EXERCISE DATA:

:::

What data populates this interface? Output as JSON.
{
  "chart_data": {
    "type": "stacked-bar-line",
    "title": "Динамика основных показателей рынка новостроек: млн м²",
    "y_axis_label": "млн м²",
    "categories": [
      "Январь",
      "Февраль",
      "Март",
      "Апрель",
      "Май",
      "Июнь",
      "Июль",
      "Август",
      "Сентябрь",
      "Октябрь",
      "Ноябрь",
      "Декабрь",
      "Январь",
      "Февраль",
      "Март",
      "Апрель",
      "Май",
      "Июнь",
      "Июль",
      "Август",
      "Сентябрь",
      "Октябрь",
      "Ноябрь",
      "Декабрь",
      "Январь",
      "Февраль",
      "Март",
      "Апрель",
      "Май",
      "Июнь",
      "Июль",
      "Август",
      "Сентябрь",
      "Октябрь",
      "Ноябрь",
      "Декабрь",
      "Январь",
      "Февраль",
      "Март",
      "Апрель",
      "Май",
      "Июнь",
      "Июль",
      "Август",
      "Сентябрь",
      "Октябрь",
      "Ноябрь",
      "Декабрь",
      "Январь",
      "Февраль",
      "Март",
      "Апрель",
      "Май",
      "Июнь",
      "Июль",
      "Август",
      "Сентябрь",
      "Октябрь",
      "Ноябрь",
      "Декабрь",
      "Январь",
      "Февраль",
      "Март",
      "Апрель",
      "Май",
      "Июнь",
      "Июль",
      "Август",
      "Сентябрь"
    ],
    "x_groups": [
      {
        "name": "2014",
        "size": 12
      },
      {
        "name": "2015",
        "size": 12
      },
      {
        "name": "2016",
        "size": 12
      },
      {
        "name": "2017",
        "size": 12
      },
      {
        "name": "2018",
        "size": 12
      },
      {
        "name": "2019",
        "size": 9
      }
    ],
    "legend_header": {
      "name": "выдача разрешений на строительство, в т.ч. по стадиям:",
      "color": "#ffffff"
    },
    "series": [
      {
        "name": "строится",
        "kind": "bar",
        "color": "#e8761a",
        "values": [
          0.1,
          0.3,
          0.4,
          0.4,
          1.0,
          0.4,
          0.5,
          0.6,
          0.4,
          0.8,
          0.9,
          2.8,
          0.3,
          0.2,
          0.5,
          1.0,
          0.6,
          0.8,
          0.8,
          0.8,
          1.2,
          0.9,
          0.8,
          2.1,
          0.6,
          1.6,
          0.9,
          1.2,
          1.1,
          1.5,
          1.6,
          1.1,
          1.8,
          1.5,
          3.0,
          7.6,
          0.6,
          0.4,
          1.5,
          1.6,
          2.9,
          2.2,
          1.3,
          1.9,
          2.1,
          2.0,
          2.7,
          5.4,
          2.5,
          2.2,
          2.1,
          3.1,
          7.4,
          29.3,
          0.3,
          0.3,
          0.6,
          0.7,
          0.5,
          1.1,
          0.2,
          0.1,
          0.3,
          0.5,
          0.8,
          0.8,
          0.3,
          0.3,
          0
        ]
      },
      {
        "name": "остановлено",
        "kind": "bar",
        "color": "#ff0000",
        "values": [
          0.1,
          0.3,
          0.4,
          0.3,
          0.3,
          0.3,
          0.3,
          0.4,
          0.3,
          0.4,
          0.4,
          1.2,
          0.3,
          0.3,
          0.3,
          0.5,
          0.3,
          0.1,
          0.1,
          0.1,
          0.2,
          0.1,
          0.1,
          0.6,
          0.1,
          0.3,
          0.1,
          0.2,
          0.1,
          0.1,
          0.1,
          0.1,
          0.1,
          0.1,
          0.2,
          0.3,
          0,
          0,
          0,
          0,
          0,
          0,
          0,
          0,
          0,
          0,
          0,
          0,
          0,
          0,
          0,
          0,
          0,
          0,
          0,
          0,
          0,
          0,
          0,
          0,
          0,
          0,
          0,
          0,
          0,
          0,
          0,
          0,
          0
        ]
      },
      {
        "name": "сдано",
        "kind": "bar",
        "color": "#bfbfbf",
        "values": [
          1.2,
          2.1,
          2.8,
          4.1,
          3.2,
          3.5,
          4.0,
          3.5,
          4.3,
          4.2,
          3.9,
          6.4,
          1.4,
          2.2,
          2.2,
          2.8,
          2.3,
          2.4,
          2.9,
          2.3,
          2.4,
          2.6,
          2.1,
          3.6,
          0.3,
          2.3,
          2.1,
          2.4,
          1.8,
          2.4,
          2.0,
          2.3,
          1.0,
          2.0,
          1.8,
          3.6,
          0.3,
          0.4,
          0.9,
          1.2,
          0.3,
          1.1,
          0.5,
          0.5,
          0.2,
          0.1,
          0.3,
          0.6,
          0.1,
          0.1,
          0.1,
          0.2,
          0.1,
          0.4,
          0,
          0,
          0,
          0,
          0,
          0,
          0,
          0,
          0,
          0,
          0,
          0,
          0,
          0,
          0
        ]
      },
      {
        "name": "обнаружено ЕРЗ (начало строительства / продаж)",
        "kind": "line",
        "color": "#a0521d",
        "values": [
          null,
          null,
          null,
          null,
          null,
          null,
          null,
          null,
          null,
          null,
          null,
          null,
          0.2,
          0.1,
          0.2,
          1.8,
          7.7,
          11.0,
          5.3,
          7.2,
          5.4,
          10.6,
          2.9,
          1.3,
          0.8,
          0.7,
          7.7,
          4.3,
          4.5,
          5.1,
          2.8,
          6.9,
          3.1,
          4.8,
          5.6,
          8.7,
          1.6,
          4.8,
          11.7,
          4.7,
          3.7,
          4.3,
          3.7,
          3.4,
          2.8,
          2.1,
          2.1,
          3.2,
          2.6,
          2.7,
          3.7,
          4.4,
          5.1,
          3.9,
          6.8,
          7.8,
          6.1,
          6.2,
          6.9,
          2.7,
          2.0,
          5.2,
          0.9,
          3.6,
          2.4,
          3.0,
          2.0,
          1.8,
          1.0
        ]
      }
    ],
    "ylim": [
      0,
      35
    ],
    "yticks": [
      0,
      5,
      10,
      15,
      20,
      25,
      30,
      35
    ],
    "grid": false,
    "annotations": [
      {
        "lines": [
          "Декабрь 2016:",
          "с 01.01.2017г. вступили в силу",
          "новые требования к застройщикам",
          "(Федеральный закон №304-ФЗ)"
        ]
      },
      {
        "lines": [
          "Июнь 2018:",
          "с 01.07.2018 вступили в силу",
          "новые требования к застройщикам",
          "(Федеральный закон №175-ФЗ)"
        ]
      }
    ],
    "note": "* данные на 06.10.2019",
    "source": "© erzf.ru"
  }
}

:::

OBJECTIVE: From the records above, extract each line exactly as shown.

FINISHED ANSWER:
What data populates this interface? Output as JSON.
{
  "chart_data": {
    "type": "stacked-bar-line",
    "title": "Динамика основных показателей рынка новостроек: млн м²",
    "y_axis_label": "млн м²",
    "categories": [
      "Январь",
      "Февраль",
      "Март",
      "Апрель",
      "Май",
      "Июнь",
      "Июль",
      "Август",
      "Сентябрь",
      "Октябрь",
      "Ноябрь",
      "Декабрь",
      "Январь",
      "Февраль",
      "Март",
      "Апрель",
      "Май",
      "Июнь",
      "Июль",
      "Август",
      "Сентябрь",
      "Октябрь",
      "Ноябрь",
      "Декабрь",
      "Январь",
      "Февраль",
      "Март",
      "Апрель",
      "Май",
      "Июнь",
      "Июль",
      "Август",
      "Сентябрь",
      "Октябрь",
      "Ноябрь",
      "Декабрь",
      "Январь",
      "Февраль",
      "Март",
      "Апрель",
      "Май",
      "Июнь",
      "Июль",
      "Август",
      "Сентябрь",
      "Октябрь",
      "Ноябрь",
      "Декабрь",
      "Январь",
      "Февраль",
      "Март",
      "Апрель",
      "Май",
      "Июнь",
      "Июль",
      "Август",
      "Сентябрь",
      "Октябрь",
      "Ноябрь",
      "Декабрь",
      "Январь",
      "Февраль",
      "Март",
      "Апрель",
      "Май",
      "Июнь",
      "Июль",
      "Август",
      "Сентябрь"
    ],
    "x_groups": [
      {
        "name": "2014",
        "size": 12
      },
      {
        "name": "2015",
        "size": 12
      },
      {
        "name": "2016",
        "size": 12
      },
      {
        "name": "2017",
        "size": 12
      },
      {
        "name": "2018",
        "size": 12
      },
      {
        "name": "2019",
        "size": 9
      }
    ],
    "legend_header": {
      "name": "выдача разрешений на строительство, в т.ч. по стадиям:",
      "color": "#ffffff"
    },
    "series": [
      {
        "name": "строится",
        "kind": "bar",
        "color": "#e8761a",
        "values": [
          0.1,
          0.3,
          0.4,
          0.4,
          1.0,
          0.4,
          0.5,
          0.6,
          0.4,
          0.8,
          0.9,
          2.8,
          0.3,
          0.2,
          0.5,
          1.0,
          0.6,
          0.8,
          0.8,
          0.8,
          1.2,
          0.9,
          0.8,
          2.1,
          0.6,
          1.6,
          0.9,
          1.2,
          1.1,
          1.5,
          1.6,
          1.1,
          1.8,
          1.5,
          3.0,
          7.6,
          0.6,
          0.4,
          1.5,
          1.6,
          2.9,
          2.2,
          1.3,
          1.9,
          2.1,
          2.0,
          2.7,
          5.4,
          2.5,
          2.2,
          2.1,
          3.1,
          7.4,
          29.3,
          0.3,
          0.3,
          0.6,
          0.7,
          0.5,
          1.1,
          0.2,
          0.1,
          0.3,
          0.5,
          0.8,
          0.8,
          0.3,
          0.3,
          0
        ]
      },
      {
        "name": "остановлено",
        "kind": "bar",
        "color": "#ff0000",
        "values": [
          0.1,
          0.3,
          0.4,
          0.3,
          0.3,
          0.3,
          0.3,
          0.4,
          0.3,
          0.4,
          0.4,
          1.2,
          0.3,
          0.3,
          0.3,
          0.5,
          0.3,
          0.1,
          0.1,
          0.1,
          0.2,
          0.1,
          0.1,
          0.6,
          0.1,
          0.3,
          0.1,
          0.2,
          0.1,
          0.1,
          0.1,
          0.1,
          0.1,
          0.1,
          0.2,
          0.3,
          0,
          0,
          0,
          0,
          0,
          0,
          0,
          0,
          0,
          0,
          0,
          0,
          0,
          0,
          0,
          0,
          0,
          0,
          0,
          0,
          0,
          0,
          0,
          0,
          0,
          0,
          0,
          0,
          0,
          0,
          0,
          0,
          0
        ]
      },
      {
        "name": "сдано",
        "kind": "bar",
        "color": "#bfbfbf",
        "values": [
          1.2,
          2.1,
          2.8,
          4.1,
          3.2,
          3.5,
          4.0,
          3.5,
          4.3,
          4.2,
          3.9,
          6.4,
          1.4,
          2.2,
          2.2,
          2.8,
          2.3,
          2.4,
          2.9,
          2.3,
          2.4,
          2.6,
          2.1,
          3.6,
          0.3,
          2.3,
          2.1,
          2.4,
          1.8,
          2.4,
          2.0,
          2.3,
          1.0,
          2.0,
          1.8,
          3.6,
          0.3,
          0.4,
          0.9,
          1.2,
          0.3,
          1.1,
          0.5,
          0.5,
          0.2,
          0.1,
          0.3,
          0.6,
          0.1,
          0.1,
          0.1,
          0.2,
          0.1,
          0.4,
          0,
          0,
          0,
          0,
          0,
          0,
          0,
          0,
          0,
          0,
          0,
          0,
          0,
          0,
          0
        ]
      },
      {
        "name": "обнаружено ЕРЗ (начало строительства / продаж)",
        "kind": "line",
        "color": "#a0521d",
        "values": [
          null,
          null,
          null,
          null,
          null,
          null,
          null,
          null,
          null,
          null,
          null,
          null,
          0.2,
          0.1,
          0.2,
          1.8,
          7.7,
          11.0,
          5.3,
          7.2,
          5.4,
          10.6,
          2.9,
          1.3,
          0.8,
          0.7,
          7.7,
          4.3,
          4.5,
          5.1,
          2.8,
          6.9,
          3.1,
          4.8,
          5.6,
          8.7,
          1.6,
          4.8,
          11.7,
          4.7,
          3.7,
          4.3,
          3.7,
          3.4,
          2.8,
          2.1,
          2.1,
          3.2,
          2.6,
          2.7,
          3.7,
          4.4,
          5.1,
          3.9,
          6.8,
          7.8,
          6.1,
          6.2,
          6.9,
          2.7,
          2.0,
          5.2,
          0.9,
          3.6,
          2.4,
          3.0,
          2.0,
          1.8,
          1.0
        ]
      }
    ],
    "ylim": [
      0,
      35
    ],
    "yticks": [
      0,
      5,
      10,
      15,
      20,
      25,
      30,
      35
    ],
    "grid": false,
    "annotations": [
      {
        "lines": [
          "Декабрь 2016:",
          "с 01.01.2017г. вступили в силу",
          "новые требования к застройщикам",
          "(Федеральный закон №304-ФЗ)"
        ]
      },
      {
        "lines": [
          "Июнь 2018:",
          "с 01.07.2018 вступили в силу",
          "новые требования к застройщикам",
          "(Федеральный закон №175-ФЗ)"
        ]
      }
    ],
    "note": "* данные на 06.10.2019",
    "source": "© erzf.ru"
  }
}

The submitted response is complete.